__Stored dataset items__:
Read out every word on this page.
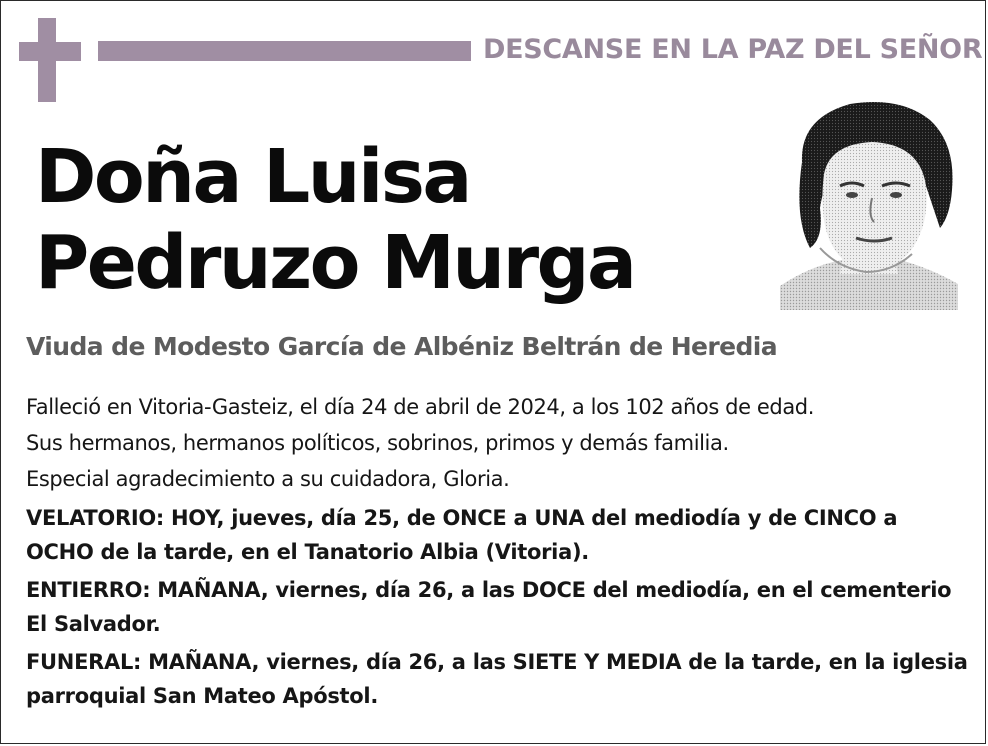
DESCANSE EN LA PAZ DEL SEÑOR
Doña Luisa
Pedruzo Murga
Viuda de Modesto García de Albéniz Beltrán de Heredia

Falleció en Vitoria-Gasteiz, el día 24 de abril de 2024, a los 102 años de edad.

Sus hermanos, hermanos políticos, sobrinos, primos y demás familia.

Especial agradecimiento a su cuidadora, Gloria.

VELATORIO: HOY, jueves, día 25, de ONCE a UNA del mediodía y de CINCO a OCHO de la tarde, en el Tanatorio Albia (Vitoria).

ENTIERRO: MAÑANA, viernes, día 26, a las DOCE del mediodía, en el cementerio El Salvador.

FUNERAL: MAÑANA, viernes, día 26, a las SIETE Y MEDIA de la tarde, en la iglesia parroquial San Mateo Apóstol.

__WHAT YOU WILL DO__: Your task is to copy the entries in full and exactly, without any images.

__PROBLEM SOLUTION__:
Read out every word on this page.
DESCANSE EN LA PAZ DEL SEÑOR
Doña Luisa
Pedruzo Murga
Viuda de Modesto García de Albéniz Beltrán de Heredia

Falleció en Vitoria-Gasteiz, el día 24 de abril de 2024, a los 102 años de edad.

Sus hermanos, hermanos políticos, sobrinos, primos y demás familia.

Especial agradecimiento a su cuidadora, Gloria.

VELATORIO: HOY, jueves, día 25, de ONCE a UNA del mediodía y de CINCO a OCHO de la tarde, en el Tanatorio Albia (Vitoria).

ENTIERRO: MAÑANA, viernes, día 26, a las DOCE del mediodía, en el cementerio El Salvador.

FUNERAL: MAÑANA, viernes, día 26, a las SIETE Y MEDIA de la tarde, en la iglesia parroquial San Mateo Apóstol.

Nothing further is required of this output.